*Written request*:
Reproduce every line of the material below word for word, leaving out the pictures.

Dataset rows:
----------------

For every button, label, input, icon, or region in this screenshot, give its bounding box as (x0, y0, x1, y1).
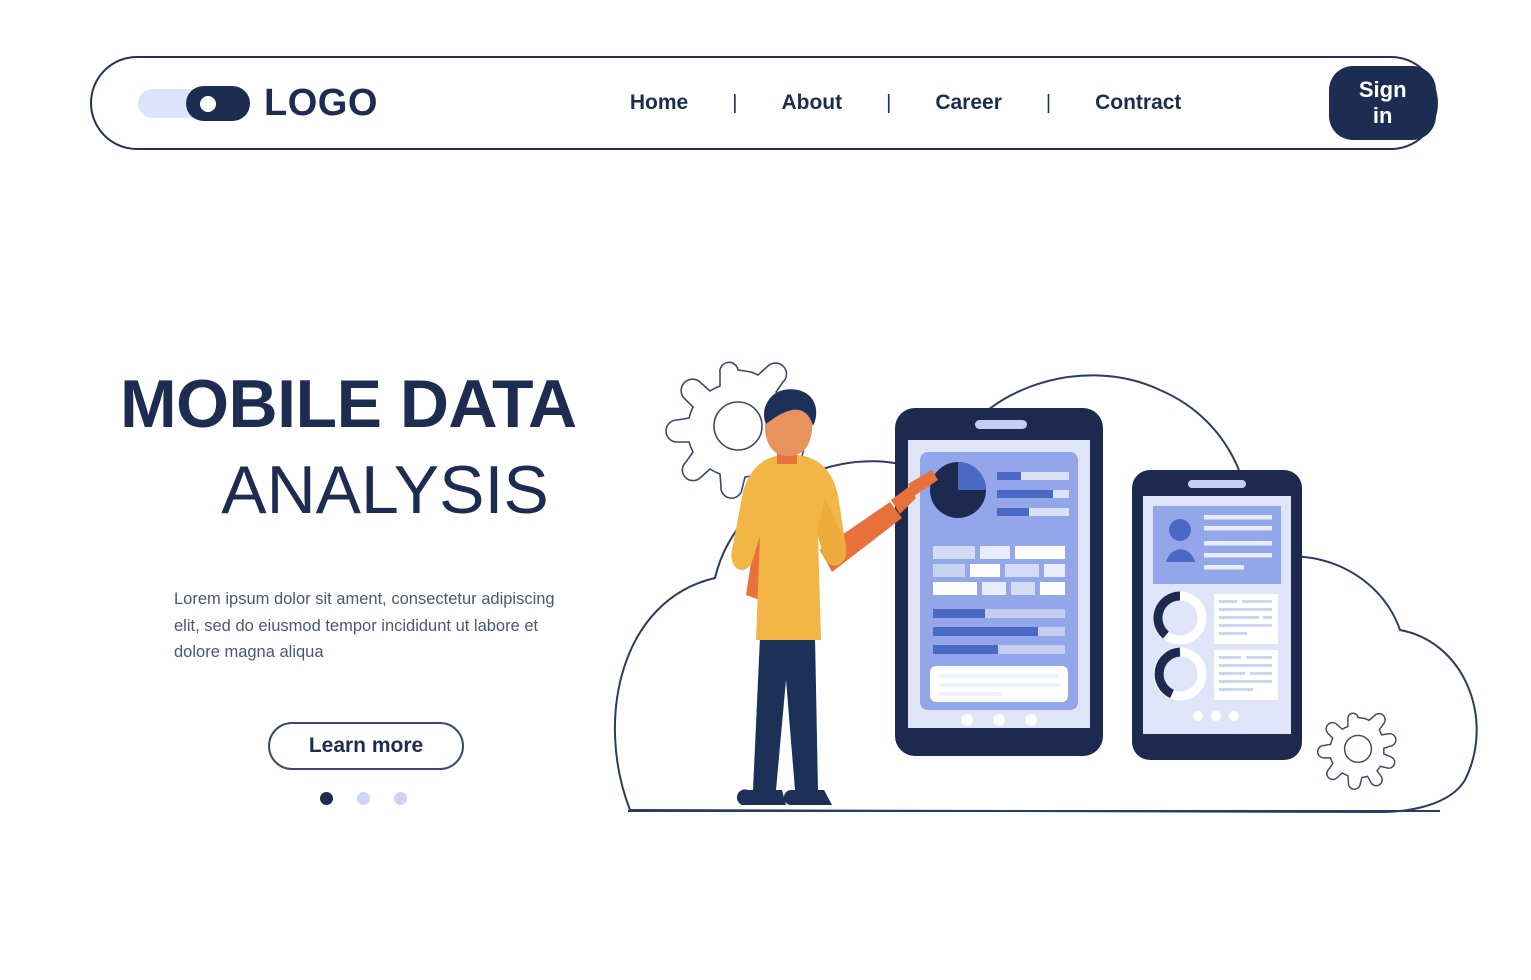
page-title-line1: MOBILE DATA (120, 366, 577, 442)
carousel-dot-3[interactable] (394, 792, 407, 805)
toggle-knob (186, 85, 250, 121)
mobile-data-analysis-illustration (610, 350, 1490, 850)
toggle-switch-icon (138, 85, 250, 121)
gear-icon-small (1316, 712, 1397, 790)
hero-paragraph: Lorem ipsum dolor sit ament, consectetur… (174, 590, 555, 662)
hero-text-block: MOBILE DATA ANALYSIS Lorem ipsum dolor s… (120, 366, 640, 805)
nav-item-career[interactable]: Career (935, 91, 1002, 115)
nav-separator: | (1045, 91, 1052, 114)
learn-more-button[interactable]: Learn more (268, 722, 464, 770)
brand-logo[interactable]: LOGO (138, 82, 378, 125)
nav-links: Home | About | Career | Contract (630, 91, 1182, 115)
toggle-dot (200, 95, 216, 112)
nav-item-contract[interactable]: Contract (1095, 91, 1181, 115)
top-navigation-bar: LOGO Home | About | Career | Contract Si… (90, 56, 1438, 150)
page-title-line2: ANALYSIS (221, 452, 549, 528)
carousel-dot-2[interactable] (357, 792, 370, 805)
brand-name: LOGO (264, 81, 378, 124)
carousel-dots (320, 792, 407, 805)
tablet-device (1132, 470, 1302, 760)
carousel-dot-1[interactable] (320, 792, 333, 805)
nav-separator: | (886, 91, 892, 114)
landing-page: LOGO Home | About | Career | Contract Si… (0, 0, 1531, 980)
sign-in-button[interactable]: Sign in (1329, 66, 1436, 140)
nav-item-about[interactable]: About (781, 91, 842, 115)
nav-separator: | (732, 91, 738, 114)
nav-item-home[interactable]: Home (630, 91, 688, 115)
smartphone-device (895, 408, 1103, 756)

----------------

*Correct output*:
For every button, label, input, icon, or region in this screenshot, give its bounding box as (x0, y0, x1, y1).
page-title-line1: MOBILE DATA (120, 366, 577, 442)
carousel-dot-3[interactable] (394, 792, 407, 805)
toggle-knob (186, 85, 250, 121)
mobile-data-analysis-illustration (610, 350, 1490, 850)
toggle-switch-icon (138, 85, 250, 121)
gear-icon-small (1316, 712, 1397, 790)
hero-paragraph: Lorem ipsum dolor sit ament, consectetur… (174, 590, 555, 662)
hero-text-block: MOBILE DATA ANALYSIS Lorem ipsum dolor s… (120, 366, 640, 805)
nav-item-career[interactable]: Career (935, 91, 1002, 115)
nav-separator: | (1045, 91, 1052, 114)
learn-more-button[interactable]: Learn more (268, 722, 464, 770)
brand-logo[interactable]: LOGO (138, 82, 378, 125)
nav-links: Home | About | Career | Contract (630, 91, 1182, 115)
toggle-dot (200, 95, 216, 112)
nav-item-contract[interactable]: Contract (1095, 91, 1181, 115)
top-navigation-bar: LOGO Home | About | Career | Contract Si… (90, 56, 1438, 150)
page-title-line2: ANALYSIS (221, 452, 549, 528)
carousel-dot-2[interactable] (357, 792, 370, 805)
brand-name: LOGO (264, 81, 378, 124)
carousel-dots (320, 792, 407, 805)
tablet-device (1132, 470, 1302, 760)
carousel-dot-1[interactable] (320, 792, 333, 805)
nav-separator: | (886, 91, 892, 114)
landing-page: LOGO Home | About | Career | Contract Si… (0, 0, 1531, 980)
sign-in-button[interactable]: Sign in (1329, 66, 1436, 140)
nav-item-about[interactable]: About (781, 91, 842, 115)
nav-separator: | (732, 91, 738, 114)
nav-item-home[interactable]: Home (630, 91, 688, 115)
smartphone-device (895, 408, 1103, 756)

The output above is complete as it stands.